#### Written problem:
Please reproduce the entries word for word, from the first line through the line containing "svg-text:VCC-A: VCC-A — [741, 27, 773, 38]", both included.

(Element and coordinate entries)
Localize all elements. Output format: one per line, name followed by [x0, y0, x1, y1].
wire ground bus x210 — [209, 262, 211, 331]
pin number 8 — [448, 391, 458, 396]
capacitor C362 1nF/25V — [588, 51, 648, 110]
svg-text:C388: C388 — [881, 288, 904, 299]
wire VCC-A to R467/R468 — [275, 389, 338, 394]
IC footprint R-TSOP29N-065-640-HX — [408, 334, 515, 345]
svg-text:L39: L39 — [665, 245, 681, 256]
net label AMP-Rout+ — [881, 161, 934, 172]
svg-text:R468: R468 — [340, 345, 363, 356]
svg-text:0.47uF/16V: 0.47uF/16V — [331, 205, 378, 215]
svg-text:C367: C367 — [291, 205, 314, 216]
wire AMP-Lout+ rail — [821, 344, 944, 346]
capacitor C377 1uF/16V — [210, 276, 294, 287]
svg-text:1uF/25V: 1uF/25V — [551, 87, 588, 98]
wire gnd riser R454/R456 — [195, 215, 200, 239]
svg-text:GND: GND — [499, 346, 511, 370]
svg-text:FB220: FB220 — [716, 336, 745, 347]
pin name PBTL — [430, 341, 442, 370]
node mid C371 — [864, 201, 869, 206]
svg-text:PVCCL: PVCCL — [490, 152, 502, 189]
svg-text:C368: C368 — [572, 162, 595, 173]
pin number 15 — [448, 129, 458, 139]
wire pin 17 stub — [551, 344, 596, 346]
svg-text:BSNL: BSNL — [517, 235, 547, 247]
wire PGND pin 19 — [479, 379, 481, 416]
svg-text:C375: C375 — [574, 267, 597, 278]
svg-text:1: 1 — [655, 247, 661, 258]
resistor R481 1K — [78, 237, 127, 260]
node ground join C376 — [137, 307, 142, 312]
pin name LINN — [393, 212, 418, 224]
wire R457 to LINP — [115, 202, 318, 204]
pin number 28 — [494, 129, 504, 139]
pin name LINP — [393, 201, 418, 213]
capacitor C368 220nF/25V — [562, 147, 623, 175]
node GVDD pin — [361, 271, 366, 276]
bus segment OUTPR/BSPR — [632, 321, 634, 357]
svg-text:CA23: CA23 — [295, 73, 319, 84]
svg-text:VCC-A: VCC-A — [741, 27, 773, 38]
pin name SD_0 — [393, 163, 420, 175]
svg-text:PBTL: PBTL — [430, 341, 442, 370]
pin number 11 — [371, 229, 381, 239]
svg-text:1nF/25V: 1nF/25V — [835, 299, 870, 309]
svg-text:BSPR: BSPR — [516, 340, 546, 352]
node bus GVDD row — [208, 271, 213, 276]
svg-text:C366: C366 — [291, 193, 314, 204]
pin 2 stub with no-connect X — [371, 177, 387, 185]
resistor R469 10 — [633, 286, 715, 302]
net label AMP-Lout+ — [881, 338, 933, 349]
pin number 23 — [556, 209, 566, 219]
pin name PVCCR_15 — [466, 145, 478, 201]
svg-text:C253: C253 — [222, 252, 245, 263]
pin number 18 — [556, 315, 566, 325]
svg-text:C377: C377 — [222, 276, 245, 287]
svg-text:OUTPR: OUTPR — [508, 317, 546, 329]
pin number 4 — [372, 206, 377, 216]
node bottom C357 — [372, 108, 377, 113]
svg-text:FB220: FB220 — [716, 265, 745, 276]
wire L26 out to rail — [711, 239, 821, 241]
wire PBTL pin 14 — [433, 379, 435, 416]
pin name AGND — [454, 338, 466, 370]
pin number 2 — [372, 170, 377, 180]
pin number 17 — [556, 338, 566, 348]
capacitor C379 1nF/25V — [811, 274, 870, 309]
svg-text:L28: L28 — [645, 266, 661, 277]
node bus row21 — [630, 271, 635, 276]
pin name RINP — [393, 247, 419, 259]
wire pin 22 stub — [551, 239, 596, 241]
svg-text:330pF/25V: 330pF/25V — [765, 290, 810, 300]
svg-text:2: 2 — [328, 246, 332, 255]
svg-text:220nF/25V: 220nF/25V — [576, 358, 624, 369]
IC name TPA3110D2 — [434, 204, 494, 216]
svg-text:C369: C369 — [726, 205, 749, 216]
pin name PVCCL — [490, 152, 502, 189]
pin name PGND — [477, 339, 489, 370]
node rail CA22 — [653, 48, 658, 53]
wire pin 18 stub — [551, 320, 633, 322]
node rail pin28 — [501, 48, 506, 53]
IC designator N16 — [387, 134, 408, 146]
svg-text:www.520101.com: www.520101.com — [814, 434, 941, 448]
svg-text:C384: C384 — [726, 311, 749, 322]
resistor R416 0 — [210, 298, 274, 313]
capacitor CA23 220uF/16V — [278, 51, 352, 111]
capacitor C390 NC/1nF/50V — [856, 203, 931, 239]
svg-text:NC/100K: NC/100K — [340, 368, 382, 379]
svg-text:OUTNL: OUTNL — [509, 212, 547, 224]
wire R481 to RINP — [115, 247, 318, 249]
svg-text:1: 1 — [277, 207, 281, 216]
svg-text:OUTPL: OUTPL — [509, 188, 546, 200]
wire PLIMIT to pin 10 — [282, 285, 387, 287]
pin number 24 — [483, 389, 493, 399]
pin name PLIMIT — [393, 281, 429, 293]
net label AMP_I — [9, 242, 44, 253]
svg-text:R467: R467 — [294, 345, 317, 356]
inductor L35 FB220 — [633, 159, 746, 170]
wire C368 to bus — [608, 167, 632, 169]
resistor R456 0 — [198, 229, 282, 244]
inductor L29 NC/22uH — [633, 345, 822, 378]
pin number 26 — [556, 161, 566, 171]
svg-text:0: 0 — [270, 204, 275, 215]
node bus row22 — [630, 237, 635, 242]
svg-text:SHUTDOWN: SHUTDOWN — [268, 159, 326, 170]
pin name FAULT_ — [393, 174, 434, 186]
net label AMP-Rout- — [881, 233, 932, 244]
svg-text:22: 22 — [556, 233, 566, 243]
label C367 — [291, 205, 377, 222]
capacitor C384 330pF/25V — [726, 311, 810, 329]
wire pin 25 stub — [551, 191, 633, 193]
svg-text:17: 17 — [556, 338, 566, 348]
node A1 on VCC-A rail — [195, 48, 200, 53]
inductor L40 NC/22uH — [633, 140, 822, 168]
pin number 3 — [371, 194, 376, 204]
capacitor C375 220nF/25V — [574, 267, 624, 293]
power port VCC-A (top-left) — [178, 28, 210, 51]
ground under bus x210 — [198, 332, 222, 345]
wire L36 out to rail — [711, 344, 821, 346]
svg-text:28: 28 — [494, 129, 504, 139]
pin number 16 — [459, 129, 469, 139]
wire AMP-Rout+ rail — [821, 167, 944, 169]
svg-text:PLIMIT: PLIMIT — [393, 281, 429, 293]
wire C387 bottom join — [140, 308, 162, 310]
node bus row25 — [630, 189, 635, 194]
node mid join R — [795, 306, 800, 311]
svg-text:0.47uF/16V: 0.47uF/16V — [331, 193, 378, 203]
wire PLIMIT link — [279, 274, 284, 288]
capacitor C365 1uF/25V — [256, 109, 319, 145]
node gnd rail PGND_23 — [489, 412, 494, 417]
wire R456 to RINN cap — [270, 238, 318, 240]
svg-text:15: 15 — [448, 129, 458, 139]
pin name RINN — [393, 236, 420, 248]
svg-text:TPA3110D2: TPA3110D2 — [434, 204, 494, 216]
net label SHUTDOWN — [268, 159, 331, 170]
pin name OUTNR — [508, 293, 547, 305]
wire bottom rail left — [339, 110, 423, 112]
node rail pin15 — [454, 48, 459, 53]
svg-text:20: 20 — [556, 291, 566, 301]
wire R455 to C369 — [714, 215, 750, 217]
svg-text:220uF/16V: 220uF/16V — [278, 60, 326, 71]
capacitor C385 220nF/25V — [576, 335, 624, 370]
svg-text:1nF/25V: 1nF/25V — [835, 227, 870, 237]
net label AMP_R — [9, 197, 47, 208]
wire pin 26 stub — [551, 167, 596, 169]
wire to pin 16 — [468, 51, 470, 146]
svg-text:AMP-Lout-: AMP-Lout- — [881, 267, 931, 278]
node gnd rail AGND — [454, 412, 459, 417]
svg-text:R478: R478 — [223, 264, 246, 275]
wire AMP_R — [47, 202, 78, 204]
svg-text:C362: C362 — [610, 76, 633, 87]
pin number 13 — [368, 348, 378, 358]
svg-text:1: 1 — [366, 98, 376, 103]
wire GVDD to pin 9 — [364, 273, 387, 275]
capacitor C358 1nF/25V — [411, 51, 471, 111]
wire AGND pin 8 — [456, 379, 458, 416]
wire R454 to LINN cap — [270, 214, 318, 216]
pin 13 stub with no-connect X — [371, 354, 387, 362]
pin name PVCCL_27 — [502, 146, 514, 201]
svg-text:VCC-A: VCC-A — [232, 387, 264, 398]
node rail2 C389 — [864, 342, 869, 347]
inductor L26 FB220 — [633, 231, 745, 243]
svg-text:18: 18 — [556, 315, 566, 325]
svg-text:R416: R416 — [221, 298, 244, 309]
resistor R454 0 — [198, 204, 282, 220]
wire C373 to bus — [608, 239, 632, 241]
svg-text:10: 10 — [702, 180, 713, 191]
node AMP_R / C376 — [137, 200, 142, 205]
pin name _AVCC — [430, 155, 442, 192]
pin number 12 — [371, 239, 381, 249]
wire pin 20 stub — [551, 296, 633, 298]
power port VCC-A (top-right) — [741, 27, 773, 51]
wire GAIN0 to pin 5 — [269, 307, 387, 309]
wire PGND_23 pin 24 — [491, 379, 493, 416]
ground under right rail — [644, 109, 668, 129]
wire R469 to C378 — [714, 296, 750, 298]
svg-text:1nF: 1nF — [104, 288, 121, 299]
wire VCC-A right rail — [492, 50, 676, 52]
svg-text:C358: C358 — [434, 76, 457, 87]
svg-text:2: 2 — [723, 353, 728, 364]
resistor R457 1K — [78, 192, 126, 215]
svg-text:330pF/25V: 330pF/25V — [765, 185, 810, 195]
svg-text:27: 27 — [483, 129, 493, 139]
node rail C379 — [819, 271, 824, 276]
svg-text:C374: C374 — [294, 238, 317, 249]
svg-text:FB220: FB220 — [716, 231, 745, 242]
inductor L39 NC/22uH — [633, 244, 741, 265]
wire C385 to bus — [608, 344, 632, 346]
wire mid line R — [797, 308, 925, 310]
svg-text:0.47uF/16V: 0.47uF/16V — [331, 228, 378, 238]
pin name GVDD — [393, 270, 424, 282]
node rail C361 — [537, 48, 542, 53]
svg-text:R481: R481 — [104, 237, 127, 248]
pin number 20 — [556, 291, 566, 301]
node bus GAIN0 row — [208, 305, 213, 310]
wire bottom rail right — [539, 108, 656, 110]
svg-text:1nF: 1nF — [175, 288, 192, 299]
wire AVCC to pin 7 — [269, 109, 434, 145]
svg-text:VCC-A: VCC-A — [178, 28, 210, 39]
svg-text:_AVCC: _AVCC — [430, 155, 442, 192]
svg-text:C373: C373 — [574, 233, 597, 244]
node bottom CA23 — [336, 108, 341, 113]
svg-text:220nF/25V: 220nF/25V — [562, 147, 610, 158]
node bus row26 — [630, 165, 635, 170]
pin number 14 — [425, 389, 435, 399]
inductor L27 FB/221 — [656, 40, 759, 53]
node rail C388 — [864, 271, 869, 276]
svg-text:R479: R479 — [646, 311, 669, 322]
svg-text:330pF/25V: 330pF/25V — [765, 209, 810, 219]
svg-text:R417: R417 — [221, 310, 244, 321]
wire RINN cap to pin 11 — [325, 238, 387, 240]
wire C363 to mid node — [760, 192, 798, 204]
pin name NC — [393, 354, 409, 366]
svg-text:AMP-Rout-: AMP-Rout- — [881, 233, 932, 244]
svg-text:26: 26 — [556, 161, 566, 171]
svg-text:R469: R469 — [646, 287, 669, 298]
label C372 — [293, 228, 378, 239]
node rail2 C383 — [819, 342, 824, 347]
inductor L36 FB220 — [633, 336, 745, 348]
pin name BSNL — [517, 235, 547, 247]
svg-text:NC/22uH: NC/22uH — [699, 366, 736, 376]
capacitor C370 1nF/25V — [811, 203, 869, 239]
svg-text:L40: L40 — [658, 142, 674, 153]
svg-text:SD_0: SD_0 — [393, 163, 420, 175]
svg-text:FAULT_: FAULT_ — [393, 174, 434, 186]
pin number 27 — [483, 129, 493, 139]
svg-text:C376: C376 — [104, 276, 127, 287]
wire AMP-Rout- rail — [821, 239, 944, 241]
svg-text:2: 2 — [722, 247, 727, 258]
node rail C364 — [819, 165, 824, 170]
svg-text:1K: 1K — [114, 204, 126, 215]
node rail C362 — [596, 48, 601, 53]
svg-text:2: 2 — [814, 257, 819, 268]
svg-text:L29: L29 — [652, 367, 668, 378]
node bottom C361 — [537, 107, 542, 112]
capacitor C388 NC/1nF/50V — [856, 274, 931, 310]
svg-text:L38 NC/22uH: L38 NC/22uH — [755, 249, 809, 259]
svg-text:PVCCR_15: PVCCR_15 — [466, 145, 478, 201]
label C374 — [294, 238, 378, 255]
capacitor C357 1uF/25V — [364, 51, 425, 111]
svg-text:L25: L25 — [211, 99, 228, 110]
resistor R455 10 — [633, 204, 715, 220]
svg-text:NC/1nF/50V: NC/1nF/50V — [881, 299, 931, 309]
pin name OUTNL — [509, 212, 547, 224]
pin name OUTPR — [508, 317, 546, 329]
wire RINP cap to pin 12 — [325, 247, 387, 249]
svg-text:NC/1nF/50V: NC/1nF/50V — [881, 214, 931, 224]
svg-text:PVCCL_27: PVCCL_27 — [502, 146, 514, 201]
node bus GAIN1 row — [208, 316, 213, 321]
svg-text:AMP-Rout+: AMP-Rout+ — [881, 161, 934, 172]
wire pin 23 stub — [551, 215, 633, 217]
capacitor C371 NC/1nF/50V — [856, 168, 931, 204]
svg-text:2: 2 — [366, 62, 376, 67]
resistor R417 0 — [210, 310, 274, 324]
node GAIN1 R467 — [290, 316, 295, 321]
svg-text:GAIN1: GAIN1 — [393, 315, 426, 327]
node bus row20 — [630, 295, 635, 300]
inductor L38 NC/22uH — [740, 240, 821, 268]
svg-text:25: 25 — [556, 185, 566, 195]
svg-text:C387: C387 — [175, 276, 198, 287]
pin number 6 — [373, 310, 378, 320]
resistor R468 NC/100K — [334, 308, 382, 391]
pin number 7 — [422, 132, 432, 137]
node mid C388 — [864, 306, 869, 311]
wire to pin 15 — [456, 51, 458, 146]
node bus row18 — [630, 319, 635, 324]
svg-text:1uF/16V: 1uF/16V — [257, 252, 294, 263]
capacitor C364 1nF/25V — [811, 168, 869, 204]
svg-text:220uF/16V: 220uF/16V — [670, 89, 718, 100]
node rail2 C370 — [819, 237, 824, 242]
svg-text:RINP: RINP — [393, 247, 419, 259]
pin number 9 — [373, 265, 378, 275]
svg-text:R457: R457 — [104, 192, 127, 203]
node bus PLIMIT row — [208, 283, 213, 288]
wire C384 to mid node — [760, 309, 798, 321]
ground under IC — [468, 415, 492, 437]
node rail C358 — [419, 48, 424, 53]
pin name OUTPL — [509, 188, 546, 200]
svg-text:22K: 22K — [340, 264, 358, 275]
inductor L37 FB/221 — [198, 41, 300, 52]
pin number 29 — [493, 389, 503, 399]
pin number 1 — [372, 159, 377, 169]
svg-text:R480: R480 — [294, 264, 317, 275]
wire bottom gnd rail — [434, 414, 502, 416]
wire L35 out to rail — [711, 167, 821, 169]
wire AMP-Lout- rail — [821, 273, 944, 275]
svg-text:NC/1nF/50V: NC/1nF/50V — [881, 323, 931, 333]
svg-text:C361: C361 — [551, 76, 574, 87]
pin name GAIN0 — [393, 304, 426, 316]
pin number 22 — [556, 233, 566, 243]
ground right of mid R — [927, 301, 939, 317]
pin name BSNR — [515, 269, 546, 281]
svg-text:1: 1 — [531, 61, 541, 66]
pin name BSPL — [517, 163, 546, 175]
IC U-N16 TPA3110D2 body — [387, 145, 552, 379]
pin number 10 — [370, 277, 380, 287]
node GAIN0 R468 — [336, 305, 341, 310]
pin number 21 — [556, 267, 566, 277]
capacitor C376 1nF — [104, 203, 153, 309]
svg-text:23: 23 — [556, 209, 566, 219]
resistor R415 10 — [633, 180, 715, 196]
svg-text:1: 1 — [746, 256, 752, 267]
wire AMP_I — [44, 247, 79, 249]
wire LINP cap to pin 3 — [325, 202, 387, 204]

#### Solution to the exercise:
Localize all elements. Output format: one per line, name followed by [x0, y0, x1, y1].
wire ground bus x210 — [209, 262, 211, 331]
pin number 8 — [448, 391, 458, 396]
capacitor C362 1nF/25V — [588, 51, 648, 110]
svg-text:C388: C388 — [881, 288, 904, 299]
wire VCC-A to R467/R468 — [275, 389, 338, 394]
IC footprint R-TSOP29N-065-640-HX — [408, 334, 515, 345]
svg-text:L39: L39 — [665, 245, 681, 256]
net label AMP-Rout+ — [881, 161, 934, 172]
svg-text:R468: R468 — [340, 345, 363, 356]
svg-text:0.47uF/16V: 0.47uF/16V — [331, 205, 378, 215]
svg-text:C367: C367 — [291, 205, 314, 216]
wire AMP-Lout+ rail — [821, 344, 944, 346]
capacitor C377 1uF/16V — [210, 276, 294, 287]
svg-text:1uF/25V: 1uF/25V — [551, 87, 588, 98]
wire gnd riser R454/R456 — [195, 215, 200, 239]
svg-text:GND: GND — [499, 346, 511, 370]
svg-text:FB220: FB220 — [716, 336, 745, 347]
pin name PBTL — [430, 341, 442, 370]
node mid C371 — [864, 201, 869, 206]
svg-text:PVCCL: PVCCL — [490, 152, 502, 189]
svg-text:C368: C368 — [572, 162, 595, 173]
pin number 15 — [448, 129, 458, 139]
wire pin 17 stub — [551, 344, 596, 346]
svg-text:BSNL: BSNL — [517, 235, 547, 247]
wire PGND pin 19 — [479, 379, 481, 416]
svg-text:C375: C375 — [574, 267, 597, 278]
svg-text:1: 1 — [655, 247, 661, 258]
resistor R481 1K — [78, 237, 127, 260]
node ground join C376 — [137, 307, 142, 312]
pin name LINN — [393, 212, 418, 224]
wire R457 to LINP — [115, 202, 318, 204]
pin number 28 — [494, 129, 504, 139]
pin name LINP — [393, 201, 418, 213]
capacitor C368 220nF/25V — [562, 147, 623, 175]
node GVDD pin — [361, 271, 366, 276]
bus segment OUTPR/BSPR — [632, 321, 634, 357]
svg-text:CA23: CA23 — [295, 73, 319, 84]
svg-text:VCC-A: VCC-A — [741, 27, 773, 38]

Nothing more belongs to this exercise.